__EXTRACTED INFORMATION__:
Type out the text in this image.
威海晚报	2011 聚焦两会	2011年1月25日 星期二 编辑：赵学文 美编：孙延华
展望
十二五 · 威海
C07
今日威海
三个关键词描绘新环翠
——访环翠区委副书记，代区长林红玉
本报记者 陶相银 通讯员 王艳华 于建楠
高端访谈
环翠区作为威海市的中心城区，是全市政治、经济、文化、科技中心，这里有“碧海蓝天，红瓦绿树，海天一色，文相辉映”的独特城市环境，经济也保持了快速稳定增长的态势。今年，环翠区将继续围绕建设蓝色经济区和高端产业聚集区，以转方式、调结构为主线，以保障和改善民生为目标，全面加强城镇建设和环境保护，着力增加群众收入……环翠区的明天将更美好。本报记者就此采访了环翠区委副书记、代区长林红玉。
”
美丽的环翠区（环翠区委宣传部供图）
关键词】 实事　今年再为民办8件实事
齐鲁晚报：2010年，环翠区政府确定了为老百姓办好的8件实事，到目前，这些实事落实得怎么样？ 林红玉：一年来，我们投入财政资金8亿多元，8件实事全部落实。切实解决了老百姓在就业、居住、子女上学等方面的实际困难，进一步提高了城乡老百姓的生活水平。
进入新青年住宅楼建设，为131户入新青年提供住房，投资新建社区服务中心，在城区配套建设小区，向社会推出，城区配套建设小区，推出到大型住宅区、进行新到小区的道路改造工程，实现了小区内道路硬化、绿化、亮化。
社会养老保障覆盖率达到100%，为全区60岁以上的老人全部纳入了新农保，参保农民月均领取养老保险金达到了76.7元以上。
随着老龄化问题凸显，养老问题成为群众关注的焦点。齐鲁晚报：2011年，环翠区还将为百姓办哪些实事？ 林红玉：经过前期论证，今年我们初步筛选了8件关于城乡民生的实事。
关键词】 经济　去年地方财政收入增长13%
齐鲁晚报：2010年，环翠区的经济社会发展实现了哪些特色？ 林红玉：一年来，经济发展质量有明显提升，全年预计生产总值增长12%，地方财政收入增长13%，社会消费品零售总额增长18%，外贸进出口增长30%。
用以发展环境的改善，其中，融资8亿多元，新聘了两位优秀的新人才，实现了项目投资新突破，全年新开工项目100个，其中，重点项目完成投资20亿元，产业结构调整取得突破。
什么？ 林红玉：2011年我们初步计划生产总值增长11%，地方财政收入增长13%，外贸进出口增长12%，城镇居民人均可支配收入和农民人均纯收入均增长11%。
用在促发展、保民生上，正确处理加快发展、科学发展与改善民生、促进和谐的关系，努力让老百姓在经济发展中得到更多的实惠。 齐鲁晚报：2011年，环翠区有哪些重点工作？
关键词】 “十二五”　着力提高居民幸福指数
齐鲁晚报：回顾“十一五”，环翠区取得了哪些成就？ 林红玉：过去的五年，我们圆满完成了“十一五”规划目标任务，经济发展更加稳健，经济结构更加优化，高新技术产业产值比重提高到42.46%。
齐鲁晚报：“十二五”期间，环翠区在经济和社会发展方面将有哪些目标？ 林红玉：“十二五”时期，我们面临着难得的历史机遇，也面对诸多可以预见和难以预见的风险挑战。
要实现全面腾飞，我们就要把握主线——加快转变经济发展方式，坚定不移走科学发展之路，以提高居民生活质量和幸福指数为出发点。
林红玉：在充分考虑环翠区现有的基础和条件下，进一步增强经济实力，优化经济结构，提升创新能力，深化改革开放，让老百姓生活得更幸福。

__REQUIRED TASK__: Please list every line of the records that contains "代区长林红玉".

__ANSWER TO THE EXERCISE__:
——访环翠区委副书记，代区长林红玉
环翠区作为威海市的中心城区，是全市政治、经济、文化、科技中心，这里有“碧海蓝天，红瓦绿树，海天一色，文相辉映”的独特城市环境，经济也保持了快速稳定增长的态势。今年，环翠区将继续围绕建设蓝色经济区和高端产业聚集区，以转方式、调结构为主线，以保障和改善民生为目标，全面加强城镇建设和环境保护，着力增加群众收入……环翠区的明天将更美好。本报记者就此采访了环翠区委副书记、代区长林红玉。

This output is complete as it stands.